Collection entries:
■ ■ ■ ■
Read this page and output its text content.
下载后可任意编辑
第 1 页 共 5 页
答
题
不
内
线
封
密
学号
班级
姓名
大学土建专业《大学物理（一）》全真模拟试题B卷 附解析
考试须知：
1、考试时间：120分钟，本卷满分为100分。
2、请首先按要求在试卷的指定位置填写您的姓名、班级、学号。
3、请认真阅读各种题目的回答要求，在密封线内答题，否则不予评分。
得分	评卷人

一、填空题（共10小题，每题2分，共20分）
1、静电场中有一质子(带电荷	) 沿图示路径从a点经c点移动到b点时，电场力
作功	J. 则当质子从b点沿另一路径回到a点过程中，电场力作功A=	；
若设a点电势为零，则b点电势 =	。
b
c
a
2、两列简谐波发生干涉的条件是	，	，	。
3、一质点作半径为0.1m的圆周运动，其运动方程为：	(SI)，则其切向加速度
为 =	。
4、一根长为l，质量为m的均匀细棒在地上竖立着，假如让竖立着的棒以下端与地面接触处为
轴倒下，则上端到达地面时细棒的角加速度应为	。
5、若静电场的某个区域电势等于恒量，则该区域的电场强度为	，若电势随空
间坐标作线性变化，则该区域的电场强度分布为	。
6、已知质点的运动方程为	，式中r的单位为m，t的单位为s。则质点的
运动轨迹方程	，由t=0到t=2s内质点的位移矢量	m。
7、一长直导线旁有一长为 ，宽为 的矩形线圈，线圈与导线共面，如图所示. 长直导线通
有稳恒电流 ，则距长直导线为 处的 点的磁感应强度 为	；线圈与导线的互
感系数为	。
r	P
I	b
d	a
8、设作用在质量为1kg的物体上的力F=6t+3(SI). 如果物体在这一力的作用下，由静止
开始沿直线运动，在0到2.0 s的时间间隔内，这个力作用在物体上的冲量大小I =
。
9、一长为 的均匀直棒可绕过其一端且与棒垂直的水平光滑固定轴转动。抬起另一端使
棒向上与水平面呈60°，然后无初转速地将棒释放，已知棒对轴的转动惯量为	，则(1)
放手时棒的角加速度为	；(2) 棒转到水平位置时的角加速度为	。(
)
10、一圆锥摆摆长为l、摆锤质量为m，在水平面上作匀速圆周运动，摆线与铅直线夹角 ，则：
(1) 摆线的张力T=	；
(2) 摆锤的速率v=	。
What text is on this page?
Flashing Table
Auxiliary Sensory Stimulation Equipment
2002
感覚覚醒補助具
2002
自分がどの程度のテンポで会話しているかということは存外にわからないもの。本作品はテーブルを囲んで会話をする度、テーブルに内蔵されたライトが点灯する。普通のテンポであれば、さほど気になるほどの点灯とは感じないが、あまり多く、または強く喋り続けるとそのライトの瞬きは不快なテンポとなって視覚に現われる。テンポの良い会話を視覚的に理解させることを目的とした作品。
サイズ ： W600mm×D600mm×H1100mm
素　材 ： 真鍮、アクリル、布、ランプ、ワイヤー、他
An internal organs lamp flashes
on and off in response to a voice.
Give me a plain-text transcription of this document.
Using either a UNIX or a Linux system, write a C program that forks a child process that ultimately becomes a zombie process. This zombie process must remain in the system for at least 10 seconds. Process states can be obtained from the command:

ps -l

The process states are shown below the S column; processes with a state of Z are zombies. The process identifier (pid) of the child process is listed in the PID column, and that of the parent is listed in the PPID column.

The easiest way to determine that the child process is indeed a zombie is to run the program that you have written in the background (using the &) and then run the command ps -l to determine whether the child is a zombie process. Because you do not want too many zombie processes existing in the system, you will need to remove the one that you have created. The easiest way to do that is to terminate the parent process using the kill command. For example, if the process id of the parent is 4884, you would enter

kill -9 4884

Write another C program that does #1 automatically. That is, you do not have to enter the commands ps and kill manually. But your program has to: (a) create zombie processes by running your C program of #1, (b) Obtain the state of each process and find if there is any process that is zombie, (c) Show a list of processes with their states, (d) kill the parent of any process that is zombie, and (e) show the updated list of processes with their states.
■ ■ ■ ■
DIRECTIONS FOR THIS TASK:
Please quote exactly the lines from the one containing "Give me a plain-text" through the last line of the records above, both included, and nothing else.

SOLVED PROBLEM:
Give me a plain-text transcription of this document.
Using either a UNIX or a Linux system, write a C program that forks a child process that ultimately becomes a zombie process. This zombie process must remain in the system for at least 10 seconds. Process states can be obtained from the command:

ps -l

The process states are shown below the S column; processes with a state of Z are zombies. The process identifier (pid) of the child process is listed in the PID column, and that of the parent is listed in the PPID column.

The easiest way to determine that the child process is indeed a zombie is to run the program that you have written in the background (using the &) and then run the command ps -l to determine whether the child is a zombie process. Because you do not want too many zombie processes existing in the system, you will need to remove the one that you have created. The easiest way to do that is to terminate the parent process using the kill command. For example, if the process id of the parent is 4884, you would enter

kill -9 4884

Write another C program that does #1 automatically. That is, you do not have to enter the commands ps and kill manually. But your program has to: (a) create zombie processes by running your C program of #1, (b) Obtain the state of each process and find if there is any process that is zombie, (c) Show a list of processes with their states, (d) kill the parent of any process that is zombie, and (e) show the updated list of processes with their states.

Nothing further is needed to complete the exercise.